● PROBLEM TO WORK ON
Filter the listing and keep only the lines with the word "opening".
## BEGIN RECORD LIST
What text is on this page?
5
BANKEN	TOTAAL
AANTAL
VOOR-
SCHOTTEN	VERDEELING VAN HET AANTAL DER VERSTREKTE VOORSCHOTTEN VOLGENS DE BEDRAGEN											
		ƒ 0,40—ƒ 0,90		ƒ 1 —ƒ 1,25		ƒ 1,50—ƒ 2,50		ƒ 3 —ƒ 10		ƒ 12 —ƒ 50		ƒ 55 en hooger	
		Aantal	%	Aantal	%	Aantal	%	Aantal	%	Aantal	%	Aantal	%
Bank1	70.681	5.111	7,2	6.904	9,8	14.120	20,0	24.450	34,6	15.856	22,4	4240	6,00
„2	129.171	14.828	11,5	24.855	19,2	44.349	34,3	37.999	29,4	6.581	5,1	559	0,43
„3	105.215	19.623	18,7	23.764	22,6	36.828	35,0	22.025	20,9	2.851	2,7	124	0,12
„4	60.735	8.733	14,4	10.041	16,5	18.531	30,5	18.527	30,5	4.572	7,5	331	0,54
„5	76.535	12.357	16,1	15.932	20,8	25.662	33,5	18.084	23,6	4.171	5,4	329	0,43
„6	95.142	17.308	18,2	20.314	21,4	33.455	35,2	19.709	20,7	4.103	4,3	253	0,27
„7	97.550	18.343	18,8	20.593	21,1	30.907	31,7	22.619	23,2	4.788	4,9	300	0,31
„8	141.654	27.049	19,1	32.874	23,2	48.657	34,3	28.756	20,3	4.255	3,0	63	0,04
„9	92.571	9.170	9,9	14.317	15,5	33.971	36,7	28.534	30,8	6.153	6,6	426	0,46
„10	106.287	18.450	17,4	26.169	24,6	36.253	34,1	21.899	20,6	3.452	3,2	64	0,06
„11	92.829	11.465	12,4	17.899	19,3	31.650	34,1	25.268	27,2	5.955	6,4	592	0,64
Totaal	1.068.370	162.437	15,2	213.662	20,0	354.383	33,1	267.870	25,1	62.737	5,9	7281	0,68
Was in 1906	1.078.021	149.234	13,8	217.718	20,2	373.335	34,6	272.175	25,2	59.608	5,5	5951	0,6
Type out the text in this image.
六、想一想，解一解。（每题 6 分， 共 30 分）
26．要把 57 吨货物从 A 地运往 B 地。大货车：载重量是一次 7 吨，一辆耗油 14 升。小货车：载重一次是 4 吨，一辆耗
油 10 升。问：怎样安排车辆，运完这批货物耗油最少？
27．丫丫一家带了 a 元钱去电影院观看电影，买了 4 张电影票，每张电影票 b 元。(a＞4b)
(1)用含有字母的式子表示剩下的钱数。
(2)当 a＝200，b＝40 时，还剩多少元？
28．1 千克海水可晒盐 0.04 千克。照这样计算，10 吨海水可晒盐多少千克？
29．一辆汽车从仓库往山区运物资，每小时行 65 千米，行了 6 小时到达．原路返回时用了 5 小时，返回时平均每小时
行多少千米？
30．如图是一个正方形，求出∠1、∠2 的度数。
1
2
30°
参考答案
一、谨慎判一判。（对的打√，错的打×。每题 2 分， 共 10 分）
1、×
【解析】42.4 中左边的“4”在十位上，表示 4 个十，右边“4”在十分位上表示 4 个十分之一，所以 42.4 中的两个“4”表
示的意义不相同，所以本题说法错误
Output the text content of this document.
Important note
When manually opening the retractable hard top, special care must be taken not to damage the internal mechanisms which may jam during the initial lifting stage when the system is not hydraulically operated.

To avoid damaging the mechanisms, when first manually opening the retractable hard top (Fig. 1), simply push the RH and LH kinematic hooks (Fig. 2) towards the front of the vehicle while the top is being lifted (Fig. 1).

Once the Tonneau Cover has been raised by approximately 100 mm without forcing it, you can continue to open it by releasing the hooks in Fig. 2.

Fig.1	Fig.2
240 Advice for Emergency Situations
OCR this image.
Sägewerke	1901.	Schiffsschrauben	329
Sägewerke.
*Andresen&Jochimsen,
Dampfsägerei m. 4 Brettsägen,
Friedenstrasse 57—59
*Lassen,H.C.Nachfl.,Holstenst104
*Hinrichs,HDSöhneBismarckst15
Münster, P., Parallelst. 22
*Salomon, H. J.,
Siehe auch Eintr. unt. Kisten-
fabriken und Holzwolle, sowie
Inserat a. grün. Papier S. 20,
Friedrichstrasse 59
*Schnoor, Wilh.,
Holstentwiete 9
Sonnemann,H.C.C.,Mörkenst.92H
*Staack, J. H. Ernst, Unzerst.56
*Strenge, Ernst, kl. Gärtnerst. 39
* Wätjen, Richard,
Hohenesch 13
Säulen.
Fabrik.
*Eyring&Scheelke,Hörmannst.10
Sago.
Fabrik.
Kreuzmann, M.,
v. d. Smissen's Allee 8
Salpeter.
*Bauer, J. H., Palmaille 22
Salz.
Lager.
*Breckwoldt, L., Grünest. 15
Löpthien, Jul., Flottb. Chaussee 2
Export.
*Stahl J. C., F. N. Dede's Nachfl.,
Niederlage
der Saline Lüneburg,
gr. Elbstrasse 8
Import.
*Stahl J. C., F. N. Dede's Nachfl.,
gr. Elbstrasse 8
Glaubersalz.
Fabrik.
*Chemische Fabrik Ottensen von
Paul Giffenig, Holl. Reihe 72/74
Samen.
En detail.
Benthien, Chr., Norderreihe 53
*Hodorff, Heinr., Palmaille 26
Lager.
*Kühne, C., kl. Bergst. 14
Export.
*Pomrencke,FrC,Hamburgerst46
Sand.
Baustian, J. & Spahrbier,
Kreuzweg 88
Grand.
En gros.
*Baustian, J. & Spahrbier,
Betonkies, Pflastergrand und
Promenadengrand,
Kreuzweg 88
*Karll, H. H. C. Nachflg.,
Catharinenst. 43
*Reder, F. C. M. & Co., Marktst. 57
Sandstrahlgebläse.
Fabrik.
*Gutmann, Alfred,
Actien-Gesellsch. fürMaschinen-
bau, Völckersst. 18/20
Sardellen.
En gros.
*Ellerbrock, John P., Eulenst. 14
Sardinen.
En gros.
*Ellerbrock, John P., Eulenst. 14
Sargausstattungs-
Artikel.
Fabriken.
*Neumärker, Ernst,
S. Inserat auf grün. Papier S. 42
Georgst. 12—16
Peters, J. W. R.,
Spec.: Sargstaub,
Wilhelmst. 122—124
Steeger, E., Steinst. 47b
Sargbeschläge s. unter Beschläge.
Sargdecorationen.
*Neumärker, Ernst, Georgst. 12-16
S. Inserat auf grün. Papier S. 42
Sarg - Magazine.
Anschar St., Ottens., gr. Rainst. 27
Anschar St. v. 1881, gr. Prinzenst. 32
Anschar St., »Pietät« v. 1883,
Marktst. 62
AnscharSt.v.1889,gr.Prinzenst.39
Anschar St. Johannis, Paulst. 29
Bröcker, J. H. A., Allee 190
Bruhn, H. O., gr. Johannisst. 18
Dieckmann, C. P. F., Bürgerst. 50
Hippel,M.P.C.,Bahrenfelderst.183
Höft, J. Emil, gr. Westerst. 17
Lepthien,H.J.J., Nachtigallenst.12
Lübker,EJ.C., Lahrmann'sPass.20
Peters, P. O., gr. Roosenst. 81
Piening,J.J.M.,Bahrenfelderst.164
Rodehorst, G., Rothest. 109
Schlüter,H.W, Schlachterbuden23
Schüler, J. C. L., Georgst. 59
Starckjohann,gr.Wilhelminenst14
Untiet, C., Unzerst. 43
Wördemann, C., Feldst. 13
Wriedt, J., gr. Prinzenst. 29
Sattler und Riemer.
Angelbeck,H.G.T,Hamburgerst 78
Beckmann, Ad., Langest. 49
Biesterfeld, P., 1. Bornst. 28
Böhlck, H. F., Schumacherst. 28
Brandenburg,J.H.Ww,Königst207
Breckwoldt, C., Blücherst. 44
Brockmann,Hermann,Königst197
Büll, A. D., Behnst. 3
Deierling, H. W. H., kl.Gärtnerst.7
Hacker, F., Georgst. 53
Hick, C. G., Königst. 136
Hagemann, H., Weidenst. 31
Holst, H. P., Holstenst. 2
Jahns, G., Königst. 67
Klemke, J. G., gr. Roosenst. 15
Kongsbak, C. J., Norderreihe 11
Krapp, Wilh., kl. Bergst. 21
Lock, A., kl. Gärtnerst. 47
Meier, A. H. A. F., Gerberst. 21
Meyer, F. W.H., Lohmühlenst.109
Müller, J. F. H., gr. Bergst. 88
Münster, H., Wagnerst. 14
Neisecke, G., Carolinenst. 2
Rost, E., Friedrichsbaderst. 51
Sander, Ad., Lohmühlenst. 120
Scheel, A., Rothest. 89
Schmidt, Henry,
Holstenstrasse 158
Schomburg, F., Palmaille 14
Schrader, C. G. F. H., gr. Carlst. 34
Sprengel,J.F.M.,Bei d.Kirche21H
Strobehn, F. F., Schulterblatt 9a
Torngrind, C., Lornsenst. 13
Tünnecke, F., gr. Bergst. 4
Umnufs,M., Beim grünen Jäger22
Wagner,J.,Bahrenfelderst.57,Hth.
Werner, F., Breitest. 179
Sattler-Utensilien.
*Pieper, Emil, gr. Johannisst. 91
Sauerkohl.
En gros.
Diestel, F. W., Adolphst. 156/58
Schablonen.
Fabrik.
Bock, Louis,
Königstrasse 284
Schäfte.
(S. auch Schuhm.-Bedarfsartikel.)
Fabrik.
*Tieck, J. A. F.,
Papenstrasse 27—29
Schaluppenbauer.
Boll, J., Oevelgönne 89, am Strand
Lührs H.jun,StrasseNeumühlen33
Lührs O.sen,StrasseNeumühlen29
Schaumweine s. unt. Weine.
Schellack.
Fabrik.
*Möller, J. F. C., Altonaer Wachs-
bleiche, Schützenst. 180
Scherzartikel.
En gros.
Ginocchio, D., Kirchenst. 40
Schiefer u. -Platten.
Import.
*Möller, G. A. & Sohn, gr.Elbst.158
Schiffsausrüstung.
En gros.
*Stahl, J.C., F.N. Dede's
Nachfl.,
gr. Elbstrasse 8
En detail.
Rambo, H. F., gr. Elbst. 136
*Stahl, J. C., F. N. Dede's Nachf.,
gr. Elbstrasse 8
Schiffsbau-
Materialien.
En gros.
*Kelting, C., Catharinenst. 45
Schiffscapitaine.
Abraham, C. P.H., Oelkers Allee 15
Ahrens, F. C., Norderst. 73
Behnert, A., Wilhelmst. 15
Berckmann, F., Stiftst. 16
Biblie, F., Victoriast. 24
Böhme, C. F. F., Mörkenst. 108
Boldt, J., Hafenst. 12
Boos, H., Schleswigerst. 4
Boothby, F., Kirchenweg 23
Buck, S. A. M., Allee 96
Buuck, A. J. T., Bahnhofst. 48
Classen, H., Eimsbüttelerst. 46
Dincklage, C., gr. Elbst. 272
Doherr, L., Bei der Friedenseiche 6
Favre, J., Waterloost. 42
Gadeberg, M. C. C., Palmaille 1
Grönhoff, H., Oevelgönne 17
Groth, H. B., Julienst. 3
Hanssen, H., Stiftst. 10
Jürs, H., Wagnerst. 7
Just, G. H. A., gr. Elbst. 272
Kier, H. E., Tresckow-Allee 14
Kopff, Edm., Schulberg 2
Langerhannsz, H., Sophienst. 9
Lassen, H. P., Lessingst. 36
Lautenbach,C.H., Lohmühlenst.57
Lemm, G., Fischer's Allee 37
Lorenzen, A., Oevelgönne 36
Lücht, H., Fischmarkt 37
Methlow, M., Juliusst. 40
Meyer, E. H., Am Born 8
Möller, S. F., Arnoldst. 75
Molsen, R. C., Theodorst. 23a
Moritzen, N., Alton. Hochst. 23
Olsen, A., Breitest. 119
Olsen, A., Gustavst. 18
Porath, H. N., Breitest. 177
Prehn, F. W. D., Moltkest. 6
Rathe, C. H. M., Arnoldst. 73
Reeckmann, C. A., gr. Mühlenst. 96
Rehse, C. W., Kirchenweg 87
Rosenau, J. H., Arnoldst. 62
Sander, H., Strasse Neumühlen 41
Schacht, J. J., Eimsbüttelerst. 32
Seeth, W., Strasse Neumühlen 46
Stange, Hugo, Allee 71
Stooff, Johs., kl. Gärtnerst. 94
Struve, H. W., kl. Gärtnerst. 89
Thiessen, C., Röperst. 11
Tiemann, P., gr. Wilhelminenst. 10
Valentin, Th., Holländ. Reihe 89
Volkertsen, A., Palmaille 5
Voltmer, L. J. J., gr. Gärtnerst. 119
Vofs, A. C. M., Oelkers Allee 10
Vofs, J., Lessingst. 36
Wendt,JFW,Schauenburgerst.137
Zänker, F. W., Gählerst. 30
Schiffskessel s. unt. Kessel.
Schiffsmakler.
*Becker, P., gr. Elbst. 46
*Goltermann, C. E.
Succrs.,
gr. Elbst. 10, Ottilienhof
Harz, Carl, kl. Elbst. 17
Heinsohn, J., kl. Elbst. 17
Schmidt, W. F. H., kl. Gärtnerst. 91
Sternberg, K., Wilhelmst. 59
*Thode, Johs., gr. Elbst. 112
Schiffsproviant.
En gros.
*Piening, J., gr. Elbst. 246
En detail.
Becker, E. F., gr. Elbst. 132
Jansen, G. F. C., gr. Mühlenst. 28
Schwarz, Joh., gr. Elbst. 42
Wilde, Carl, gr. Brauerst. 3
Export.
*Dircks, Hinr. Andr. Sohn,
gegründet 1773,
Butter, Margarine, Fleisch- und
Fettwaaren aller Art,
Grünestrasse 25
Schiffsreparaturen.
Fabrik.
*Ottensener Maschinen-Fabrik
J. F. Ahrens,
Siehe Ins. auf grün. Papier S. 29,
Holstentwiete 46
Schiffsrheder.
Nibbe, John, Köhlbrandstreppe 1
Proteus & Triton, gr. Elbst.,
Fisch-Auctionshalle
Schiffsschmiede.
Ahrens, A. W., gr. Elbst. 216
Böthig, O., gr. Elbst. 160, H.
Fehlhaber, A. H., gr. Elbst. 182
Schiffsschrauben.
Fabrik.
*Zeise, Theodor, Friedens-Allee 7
## END RECORD LIST
● FINAL RESULT
When manually opening the retractable hard top, special care must be taken not to damage the internal mechanisms which may jam during the initial lifting stage when the system is not hydraulically operated.
To avoid damaging the mechanisms, when first manually opening the retractable hard top (Fig. 1), simply push the RH and LH kinematic hooks (Fig. 2) towards the front of the vehicle while the top is being lifted (Fig. 1).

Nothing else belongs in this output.